What is being asked: Search the records that follow and extract every line containing the string "bottom".

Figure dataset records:
● ● ● ● ●
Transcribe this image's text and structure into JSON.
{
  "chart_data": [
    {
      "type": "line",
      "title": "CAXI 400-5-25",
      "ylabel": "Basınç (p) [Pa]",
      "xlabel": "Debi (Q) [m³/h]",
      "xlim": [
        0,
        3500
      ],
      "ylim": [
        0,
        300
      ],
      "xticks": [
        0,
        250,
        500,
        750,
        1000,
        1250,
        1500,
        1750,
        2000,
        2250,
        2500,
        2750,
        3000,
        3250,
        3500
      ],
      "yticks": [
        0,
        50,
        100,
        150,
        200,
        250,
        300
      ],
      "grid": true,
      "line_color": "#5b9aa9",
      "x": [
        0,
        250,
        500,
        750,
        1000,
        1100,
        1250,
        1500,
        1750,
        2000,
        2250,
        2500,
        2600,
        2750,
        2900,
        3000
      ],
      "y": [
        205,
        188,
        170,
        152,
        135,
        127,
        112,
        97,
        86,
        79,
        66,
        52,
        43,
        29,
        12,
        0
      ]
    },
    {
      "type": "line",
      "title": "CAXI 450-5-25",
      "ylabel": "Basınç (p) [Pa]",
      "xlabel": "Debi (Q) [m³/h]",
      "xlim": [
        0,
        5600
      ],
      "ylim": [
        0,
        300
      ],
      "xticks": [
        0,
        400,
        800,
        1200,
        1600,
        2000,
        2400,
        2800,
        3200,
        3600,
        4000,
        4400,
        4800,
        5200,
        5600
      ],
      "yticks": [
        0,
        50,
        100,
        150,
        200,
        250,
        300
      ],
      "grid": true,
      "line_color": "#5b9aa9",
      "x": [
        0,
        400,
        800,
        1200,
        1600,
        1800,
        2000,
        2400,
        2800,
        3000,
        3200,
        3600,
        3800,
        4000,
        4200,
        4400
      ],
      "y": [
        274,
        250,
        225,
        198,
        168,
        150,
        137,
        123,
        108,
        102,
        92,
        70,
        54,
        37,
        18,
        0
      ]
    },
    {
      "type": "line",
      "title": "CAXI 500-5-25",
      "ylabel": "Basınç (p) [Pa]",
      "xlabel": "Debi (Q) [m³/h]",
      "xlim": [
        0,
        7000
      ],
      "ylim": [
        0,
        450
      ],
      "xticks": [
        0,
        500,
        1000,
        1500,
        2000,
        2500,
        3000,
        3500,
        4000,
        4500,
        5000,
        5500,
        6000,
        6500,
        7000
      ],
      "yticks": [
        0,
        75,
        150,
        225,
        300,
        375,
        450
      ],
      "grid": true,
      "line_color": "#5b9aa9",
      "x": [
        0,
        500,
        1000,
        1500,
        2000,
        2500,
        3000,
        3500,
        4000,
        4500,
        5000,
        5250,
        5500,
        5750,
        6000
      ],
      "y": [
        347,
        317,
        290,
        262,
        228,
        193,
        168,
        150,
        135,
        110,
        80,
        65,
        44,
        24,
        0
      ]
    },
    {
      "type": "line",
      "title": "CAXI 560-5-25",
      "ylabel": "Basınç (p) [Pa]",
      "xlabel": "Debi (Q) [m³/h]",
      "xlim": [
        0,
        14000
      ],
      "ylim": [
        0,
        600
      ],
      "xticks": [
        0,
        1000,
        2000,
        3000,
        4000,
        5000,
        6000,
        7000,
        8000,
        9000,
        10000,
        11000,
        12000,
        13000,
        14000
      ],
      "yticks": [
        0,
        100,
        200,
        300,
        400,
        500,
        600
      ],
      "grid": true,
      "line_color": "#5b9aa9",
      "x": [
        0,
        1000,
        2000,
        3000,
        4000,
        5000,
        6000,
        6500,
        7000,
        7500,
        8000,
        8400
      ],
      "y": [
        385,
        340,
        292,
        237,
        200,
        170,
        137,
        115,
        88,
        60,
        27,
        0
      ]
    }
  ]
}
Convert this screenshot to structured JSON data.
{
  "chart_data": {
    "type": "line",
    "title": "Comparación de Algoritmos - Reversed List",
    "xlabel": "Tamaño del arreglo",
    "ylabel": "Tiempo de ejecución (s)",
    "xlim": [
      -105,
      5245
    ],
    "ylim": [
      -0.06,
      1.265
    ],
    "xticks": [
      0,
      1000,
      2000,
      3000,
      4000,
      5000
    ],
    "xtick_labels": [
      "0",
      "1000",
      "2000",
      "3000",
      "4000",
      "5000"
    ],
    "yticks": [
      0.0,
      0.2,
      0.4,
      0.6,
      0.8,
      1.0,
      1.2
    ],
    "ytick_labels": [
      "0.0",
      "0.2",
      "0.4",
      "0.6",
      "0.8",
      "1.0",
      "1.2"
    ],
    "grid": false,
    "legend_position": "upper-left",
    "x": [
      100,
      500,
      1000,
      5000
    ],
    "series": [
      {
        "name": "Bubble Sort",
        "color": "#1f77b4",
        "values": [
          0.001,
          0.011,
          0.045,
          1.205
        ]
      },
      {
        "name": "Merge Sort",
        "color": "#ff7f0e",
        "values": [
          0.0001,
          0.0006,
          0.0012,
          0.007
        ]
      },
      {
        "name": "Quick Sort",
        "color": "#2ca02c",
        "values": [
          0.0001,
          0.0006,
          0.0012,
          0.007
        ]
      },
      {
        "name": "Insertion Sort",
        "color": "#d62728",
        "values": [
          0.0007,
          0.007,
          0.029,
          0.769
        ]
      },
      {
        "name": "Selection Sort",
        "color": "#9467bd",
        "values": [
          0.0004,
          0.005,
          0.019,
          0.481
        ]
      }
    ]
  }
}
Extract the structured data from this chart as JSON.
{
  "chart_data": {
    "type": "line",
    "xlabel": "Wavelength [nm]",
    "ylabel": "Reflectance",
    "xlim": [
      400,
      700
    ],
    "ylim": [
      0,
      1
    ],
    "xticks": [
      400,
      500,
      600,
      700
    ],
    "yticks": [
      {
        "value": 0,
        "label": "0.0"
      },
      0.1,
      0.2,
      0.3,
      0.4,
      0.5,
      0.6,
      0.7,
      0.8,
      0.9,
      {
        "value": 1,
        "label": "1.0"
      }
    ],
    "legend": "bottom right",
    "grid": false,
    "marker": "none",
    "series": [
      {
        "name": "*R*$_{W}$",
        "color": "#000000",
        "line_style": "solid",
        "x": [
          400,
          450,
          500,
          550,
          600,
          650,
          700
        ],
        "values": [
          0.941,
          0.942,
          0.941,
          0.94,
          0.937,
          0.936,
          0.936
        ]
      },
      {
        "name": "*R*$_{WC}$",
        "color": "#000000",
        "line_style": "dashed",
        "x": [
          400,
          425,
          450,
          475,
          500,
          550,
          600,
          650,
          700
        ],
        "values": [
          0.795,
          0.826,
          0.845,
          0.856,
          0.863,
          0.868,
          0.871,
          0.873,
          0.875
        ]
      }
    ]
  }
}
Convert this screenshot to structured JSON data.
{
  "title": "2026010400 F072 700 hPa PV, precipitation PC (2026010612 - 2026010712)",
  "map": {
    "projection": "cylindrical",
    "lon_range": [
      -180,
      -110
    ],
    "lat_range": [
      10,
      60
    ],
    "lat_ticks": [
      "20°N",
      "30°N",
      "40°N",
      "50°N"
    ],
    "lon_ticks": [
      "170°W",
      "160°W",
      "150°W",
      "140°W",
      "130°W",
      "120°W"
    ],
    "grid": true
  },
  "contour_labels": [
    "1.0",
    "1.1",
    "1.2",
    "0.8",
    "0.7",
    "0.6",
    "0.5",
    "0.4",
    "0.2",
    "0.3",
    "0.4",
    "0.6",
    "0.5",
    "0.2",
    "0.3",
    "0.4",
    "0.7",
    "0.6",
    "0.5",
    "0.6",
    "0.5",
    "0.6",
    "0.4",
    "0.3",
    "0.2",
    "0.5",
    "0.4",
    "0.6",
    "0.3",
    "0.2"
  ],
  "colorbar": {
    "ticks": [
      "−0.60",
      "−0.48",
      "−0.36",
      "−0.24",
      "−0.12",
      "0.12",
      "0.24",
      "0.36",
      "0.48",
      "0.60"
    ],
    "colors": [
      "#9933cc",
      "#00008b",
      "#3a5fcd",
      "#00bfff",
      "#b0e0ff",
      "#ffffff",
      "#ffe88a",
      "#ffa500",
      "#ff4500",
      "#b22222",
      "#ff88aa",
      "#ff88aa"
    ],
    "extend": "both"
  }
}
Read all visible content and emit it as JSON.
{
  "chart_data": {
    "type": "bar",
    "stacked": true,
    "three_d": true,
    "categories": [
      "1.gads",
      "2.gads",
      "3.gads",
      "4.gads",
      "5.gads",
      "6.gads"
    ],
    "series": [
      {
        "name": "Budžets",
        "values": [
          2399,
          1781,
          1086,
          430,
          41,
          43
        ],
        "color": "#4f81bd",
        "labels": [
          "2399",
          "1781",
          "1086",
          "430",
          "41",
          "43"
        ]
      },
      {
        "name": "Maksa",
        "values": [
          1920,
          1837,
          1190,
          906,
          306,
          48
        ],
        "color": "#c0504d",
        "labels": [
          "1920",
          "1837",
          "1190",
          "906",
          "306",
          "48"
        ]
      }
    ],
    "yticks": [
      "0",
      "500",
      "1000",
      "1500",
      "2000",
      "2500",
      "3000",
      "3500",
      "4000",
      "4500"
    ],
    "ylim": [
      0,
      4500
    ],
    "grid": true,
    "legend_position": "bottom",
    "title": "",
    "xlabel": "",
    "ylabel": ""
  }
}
● ● ● ● ●
Completed exercise:
    "legend": "bottom right",
    "legend_position": "bottom",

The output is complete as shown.